Extracted records:

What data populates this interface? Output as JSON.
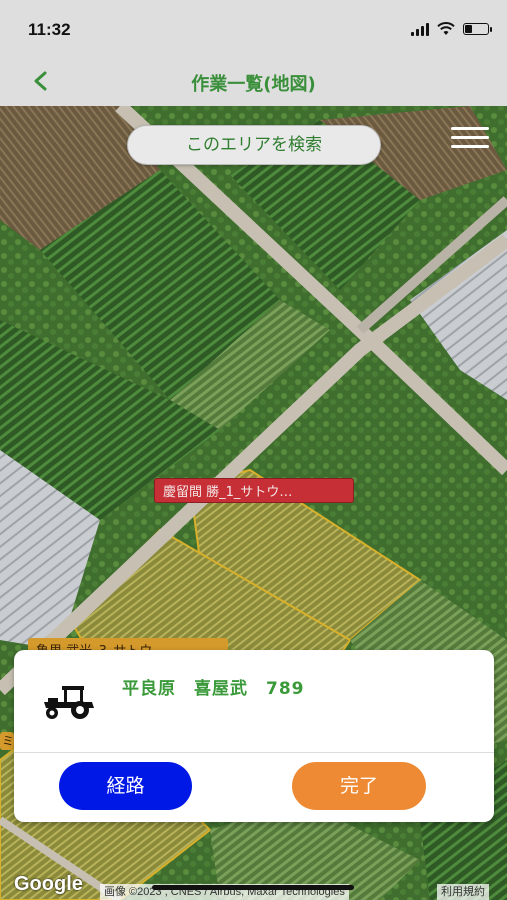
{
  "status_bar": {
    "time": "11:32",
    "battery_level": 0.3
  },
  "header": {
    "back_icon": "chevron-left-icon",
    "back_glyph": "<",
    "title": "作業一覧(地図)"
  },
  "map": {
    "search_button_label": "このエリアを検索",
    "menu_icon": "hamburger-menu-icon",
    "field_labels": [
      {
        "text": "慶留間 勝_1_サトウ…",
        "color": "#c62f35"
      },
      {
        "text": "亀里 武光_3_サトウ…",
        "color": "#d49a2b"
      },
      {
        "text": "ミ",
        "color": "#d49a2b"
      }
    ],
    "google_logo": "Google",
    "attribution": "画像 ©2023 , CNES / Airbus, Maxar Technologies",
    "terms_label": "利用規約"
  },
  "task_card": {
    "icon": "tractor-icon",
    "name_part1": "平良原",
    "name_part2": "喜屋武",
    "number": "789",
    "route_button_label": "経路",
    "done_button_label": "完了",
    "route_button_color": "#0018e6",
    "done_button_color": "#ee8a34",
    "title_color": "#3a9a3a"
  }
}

...

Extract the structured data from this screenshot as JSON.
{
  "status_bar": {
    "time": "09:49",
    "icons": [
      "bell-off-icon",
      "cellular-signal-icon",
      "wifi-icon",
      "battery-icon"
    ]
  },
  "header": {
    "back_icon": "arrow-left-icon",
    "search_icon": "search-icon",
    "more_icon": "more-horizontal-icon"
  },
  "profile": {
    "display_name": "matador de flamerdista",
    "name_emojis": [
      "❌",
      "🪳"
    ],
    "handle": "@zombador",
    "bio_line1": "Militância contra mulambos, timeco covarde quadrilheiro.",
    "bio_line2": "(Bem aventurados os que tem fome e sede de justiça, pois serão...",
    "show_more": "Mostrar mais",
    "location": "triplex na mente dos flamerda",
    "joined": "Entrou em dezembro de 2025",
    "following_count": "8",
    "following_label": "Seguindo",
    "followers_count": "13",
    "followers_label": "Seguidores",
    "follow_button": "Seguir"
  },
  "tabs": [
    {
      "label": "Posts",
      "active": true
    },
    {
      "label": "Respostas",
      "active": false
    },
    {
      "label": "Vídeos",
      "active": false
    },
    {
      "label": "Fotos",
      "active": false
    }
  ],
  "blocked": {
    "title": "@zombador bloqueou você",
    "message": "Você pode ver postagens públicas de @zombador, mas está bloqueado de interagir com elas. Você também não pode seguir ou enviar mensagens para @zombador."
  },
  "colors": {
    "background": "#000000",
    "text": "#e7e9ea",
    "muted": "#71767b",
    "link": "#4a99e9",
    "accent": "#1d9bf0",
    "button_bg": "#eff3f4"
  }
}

--

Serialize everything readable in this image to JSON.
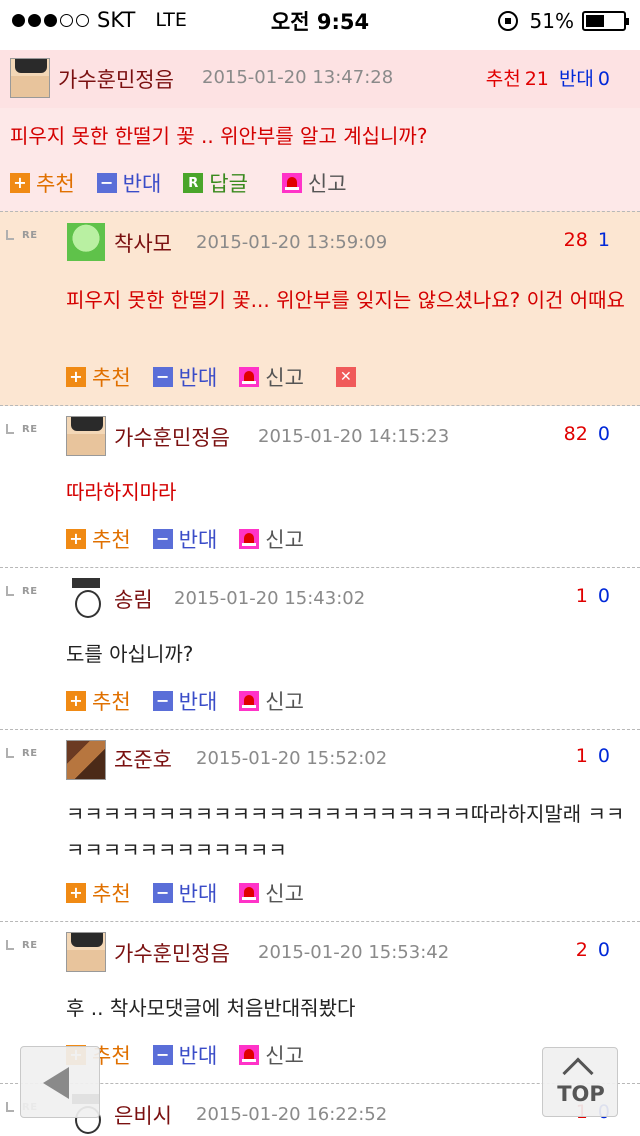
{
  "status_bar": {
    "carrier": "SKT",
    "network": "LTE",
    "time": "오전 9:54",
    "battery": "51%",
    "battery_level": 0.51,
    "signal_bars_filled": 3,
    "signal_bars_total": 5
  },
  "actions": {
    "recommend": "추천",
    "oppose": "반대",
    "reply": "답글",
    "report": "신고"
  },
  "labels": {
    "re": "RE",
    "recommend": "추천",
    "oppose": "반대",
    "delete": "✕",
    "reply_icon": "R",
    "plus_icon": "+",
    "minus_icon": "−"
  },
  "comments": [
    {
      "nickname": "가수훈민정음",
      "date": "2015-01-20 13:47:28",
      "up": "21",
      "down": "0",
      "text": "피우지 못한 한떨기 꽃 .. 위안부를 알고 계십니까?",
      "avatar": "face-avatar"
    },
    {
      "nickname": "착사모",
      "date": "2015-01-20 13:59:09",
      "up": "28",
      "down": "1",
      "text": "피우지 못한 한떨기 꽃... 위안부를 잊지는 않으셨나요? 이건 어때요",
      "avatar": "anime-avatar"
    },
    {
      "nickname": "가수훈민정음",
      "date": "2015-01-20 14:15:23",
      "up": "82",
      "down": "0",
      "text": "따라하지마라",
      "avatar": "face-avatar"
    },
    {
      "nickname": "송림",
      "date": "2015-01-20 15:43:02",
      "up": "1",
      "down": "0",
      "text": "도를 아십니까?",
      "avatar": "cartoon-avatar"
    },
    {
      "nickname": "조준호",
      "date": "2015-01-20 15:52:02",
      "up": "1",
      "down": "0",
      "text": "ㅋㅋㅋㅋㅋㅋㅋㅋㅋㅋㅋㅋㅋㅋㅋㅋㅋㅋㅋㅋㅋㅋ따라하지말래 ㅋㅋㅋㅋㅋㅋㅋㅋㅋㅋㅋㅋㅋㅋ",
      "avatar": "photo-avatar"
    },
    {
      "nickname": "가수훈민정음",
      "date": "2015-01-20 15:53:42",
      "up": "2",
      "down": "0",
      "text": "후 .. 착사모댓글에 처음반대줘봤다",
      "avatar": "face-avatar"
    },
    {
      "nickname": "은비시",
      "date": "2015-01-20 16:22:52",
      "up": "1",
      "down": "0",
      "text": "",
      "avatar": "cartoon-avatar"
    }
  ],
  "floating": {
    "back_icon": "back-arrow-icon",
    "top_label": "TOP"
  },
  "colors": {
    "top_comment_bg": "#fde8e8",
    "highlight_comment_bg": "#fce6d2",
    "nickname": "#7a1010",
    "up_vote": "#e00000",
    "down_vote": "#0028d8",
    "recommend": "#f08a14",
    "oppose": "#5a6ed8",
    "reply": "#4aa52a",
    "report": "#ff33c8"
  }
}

# TASK REQUIREMENTS:
Select from the material above each line in which the string "위안부를" appears, and list those lines.

# OUTPUT OF THE TASK:
      "text": "피우지 못한 한떨기 꽃 .. 위안부를 알고 계십니까?",
      "text": "피우지 못한 한떨기 꽃... 위안부를 잊지는 않으셨나요? 이건 어때요",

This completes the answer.